:: WHAT YOU NEED TO DO ::
Quote all of the data that follows exactly as written, skipping the images.
┌──
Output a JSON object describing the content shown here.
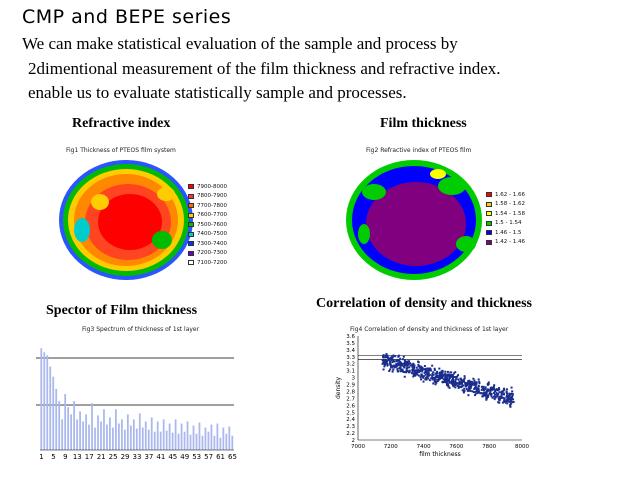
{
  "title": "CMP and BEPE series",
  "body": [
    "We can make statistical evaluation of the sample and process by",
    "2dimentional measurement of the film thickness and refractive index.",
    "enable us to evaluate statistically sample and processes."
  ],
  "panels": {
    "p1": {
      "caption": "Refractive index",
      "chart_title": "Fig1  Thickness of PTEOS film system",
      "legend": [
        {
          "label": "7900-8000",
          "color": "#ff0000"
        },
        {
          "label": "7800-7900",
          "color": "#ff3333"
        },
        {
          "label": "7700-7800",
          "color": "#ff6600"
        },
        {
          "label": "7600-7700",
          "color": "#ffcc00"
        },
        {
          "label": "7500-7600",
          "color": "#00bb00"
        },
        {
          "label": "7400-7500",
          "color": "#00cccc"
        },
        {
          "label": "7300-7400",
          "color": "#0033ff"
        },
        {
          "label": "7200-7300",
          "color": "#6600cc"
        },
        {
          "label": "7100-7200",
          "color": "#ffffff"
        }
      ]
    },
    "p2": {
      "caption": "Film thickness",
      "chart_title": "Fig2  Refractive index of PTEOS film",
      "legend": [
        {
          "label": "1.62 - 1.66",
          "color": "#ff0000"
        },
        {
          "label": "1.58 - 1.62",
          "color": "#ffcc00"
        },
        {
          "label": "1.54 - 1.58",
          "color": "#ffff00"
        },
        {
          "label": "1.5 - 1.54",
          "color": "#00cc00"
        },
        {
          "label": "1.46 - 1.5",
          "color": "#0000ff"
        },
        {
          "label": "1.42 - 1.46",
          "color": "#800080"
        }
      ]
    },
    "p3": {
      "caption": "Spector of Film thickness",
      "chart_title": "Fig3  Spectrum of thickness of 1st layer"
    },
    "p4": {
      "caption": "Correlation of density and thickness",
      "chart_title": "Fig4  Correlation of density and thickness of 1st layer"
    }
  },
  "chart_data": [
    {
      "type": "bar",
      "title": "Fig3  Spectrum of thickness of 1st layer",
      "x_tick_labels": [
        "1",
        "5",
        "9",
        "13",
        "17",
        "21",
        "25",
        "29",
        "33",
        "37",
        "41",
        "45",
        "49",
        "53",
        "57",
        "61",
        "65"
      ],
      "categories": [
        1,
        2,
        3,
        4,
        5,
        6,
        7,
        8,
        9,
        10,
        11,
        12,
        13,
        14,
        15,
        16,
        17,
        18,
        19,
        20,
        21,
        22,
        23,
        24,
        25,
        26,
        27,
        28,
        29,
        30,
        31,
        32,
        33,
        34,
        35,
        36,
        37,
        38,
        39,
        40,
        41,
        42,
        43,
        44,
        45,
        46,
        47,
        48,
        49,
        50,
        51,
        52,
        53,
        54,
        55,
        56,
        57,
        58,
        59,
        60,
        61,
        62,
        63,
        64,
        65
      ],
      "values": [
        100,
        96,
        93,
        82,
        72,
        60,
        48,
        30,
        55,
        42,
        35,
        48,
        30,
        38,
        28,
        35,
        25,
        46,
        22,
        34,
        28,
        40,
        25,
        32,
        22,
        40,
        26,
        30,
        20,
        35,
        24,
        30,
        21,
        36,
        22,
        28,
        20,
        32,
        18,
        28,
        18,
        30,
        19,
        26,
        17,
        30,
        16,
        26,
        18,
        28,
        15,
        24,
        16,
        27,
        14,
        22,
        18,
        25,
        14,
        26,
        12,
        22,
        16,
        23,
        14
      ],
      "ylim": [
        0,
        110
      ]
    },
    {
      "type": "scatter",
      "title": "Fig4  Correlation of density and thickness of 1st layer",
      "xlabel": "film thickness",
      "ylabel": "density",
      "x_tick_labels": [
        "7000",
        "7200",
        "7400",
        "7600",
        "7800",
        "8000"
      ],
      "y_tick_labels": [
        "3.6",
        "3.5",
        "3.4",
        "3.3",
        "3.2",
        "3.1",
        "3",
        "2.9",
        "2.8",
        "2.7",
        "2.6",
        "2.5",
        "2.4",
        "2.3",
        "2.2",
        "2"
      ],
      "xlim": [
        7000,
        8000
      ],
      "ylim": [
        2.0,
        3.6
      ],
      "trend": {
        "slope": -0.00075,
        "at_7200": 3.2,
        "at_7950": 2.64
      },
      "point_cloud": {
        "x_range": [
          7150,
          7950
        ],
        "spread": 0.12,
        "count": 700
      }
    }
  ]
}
└──
:: RIGHT ANSWER ::
Output a JSON object describing the content shown here.
{
  "title": "CMP and BEPE series",
  "body": [
    "We can make statistical evaluation of the sample and process by",
    "2dimentional measurement of the film thickness and refractive index.",
    "enable us to evaluate statistically sample and processes."
  ],
  "panels": {
    "p1": {
      "caption": "Refractive index",
      "chart_title": "Fig1  Thickness of PTEOS film system",
      "legend": [
        {
          "label": "7900-8000",
          "color": "#ff0000"
        },
        {
          "label": "7800-7900",
          "color": "#ff3333"
        },
        {
          "label": "7700-7800",
          "color": "#ff6600"
        },
        {
          "label": "7600-7700",
          "color": "#ffcc00"
        },
        {
          "label": "7500-7600",
          "color": "#00bb00"
        },
        {
          "label": "7400-7500",
          "color": "#00cccc"
        },
        {
          "label": "7300-7400",
          "color": "#0033ff"
        },
        {
          "label": "7200-7300",
          "color": "#6600cc"
        },
        {
          "label": "7100-7200",
          "color": "#ffffff"
        }
      ]
    },
    "p2": {
      "caption": "Film thickness",
      "chart_title": "Fig2  Refractive index of PTEOS film",
      "legend": [
        {
          "label": "1.62 - 1.66",
          "color": "#ff0000"
        },
        {
          "label": "1.58 - 1.62",
          "color": "#ffcc00"
        },
        {
          "label": "1.54 - 1.58",
          "color": "#ffff00"
        },
        {
          "label": "1.5 - 1.54",
          "color": "#00cc00"
        },
        {
          "label": "1.46 - 1.5",
          "color": "#0000ff"
        },
        {
          "label": "1.42 - 1.46",
          "color": "#800080"
        }
      ]
    },
    "p3": {
      "caption": "Spector of Film thickness",
      "chart_title": "Fig3  Spectrum of thickness of 1st layer"
    },
    "p4": {
      "caption": "Correlation of density and thickness",
      "chart_title": "Fig4  Correlation of density and thickness of 1st layer"
    }
  },
  "chart_data": [
    {
      "type": "bar",
      "title": "Fig3  Spectrum of thickness of 1st layer",
      "x_tick_labels": [
        "1",
        "5",
        "9",
        "13",
        "17",
        "21",
        "25",
        "29",
        "33",
        "37",
        "41",
        "45",
        "49",
        "53",
        "57",
        "61",
        "65"
      ],
      "categories": [
        1,
        2,
        3,
        4,
        5,
        6,
        7,
        8,
        9,
        10,
        11,
        12,
        13,
        14,
        15,
        16,
        17,
        18,
        19,
        20,
        21,
        22,
        23,
        24,
        25,
        26,
        27,
        28,
        29,
        30,
        31,
        32,
        33,
        34,
        35,
        36,
        37,
        38,
        39,
        40,
        41,
        42,
        43,
        44,
        45,
        46,
        47,
        48,
        49,
        50,
        51,
        52,
        53,
        54,
        55,
        56,
        57,
        58,
        59,
        60,
        61,
        62,
        63,
        64,
        65
      ],
      "values": [
        100,
        96,
        93,
        82,
        72,
        60,
        48,
        30,
        55,
        42,
        35,
        48,
        30,
        38,
        28,
        35,
        25,
        46,
        22,
        34,
        28,
        40,
        25,
        32,
        22,
        40,
        26,
        30,
        20,
        35,
        24,
        30,
        21,
        36,
        22,
        28,
        20,
        32,
        18,
        28,
        18,
        30,
        19,
        26,
        17,
        30,
        16,
        26,
        18,
        28,
        15,
        24,
        16,
        27,
        14,
        22,
        18,
        25,
        14,
        26,
        12,
        22,
        16,
        23,
        14
      ],
      "ylim": [
        0,
        110
      ]
    },
    {
      "type": "scatter",
      "title": "Fig4  Correlation of density and thickness of 1st layer",
      "xlabel": "film thickness",
      "ylabel": "density",
      "x_tick_labels": [
        "7000",
        "7200",
        "7400",
        "7600",
        "7800",
        "8000"
      ],
      "y_tick_labels": [
        "3.6",
        "3.5",
        "3.4",
        "3.3",
        "3.2",
        "3.1",
        "3",
        "2.9",
        "2.8",
        "2.7",
        "2.6",
        "2.5",
        "2.4",
        "2.3",
        "2.2",
        "2"
      ],
      "xlim": [
        7000,
        8000
      ],
      "ylim": [
        2.0,
        3.6
      ],
      "trend": {
        "slope": -0.00075,
        "at_7200": 3.2,
        "at_7950": 2.64
      },
      "point_cloud": {
        "x_range": [
          7150,
          7950
        ],
        "spread": 0.12,
        "count": 700
      }
    }
  ]
}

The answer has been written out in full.